§ AIM OF THE TASK:
Do not copy the pictures; transcribe all other material exactly.
-------- INFORMATION SHOWN
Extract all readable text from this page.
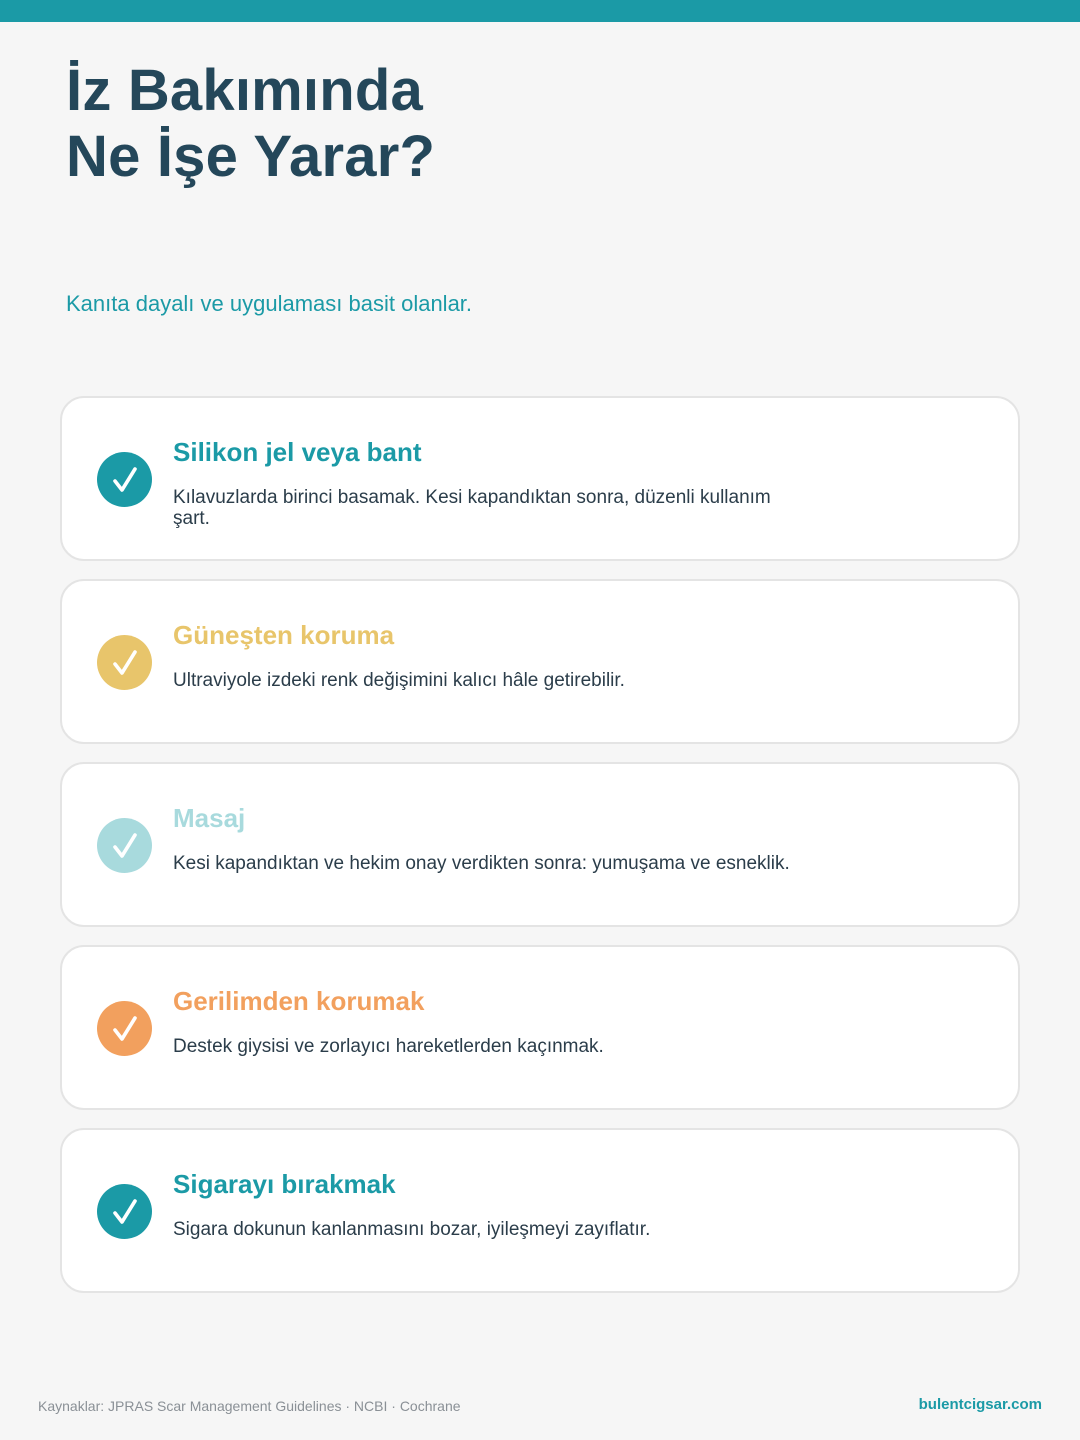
İz Bakımında
Ne İşe Yarar?

Kanıta dayalı ve uygulaması basit olanlar.

Silikon jel veya bant
Kılavuzlarda birinci basamak. Kesi kapandıktan sonra, düzenli kullanım şart.
Güneşten koruma
Ultraviyole izdeki renk değişimini kalıcı hâle getirebilir.
Masaj
Kesi kapandıktan ve hekim onay verdikten sonra: yumuşama ve esneklik.
Gerilimden korumak
Destek giysisi ve zorlayıcı hareketlerden kaçınmak.
Sigarayı bırakmak
Sigara dokunun kanlanmasını bozar, iyileşmeyi zayıflatır.
Kaynaklar: JPRAS Scar Management Guidelines · NCBI · Cochrane	bulentcigsar.com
----------------
§ FINISHED ANSWER:
Extract all readable text from this page.
İz Bakımında
Ne İşe Yarar?

Kanıta dayalı ve uygulaması basit olanlar.

Silikon jel veya bant
Kılavuzlarda birinci basamak. Kesi kapandıktan sonra, düzenli kullanım şart.
Güneşten koruma
Ultraviyole izdeki renk değişimini kalıcı hâle getirebilir.
Masaj
Kesi kapandıktan ve hekim onay verdikten sonra: yumuşama ve esneklik.
Gerilimden korumak
Destek giysisi ve zorlayıcı hareketlerden kaçınmak.
Sigarayı bırakmak
Sigara dokunun kanlanmasını bozar, iyileşmeyi zayıflatır.
Kaynaklar: JPRAS Scar Management Guidelines · NCBI · Cochrane	bulentcigsar.com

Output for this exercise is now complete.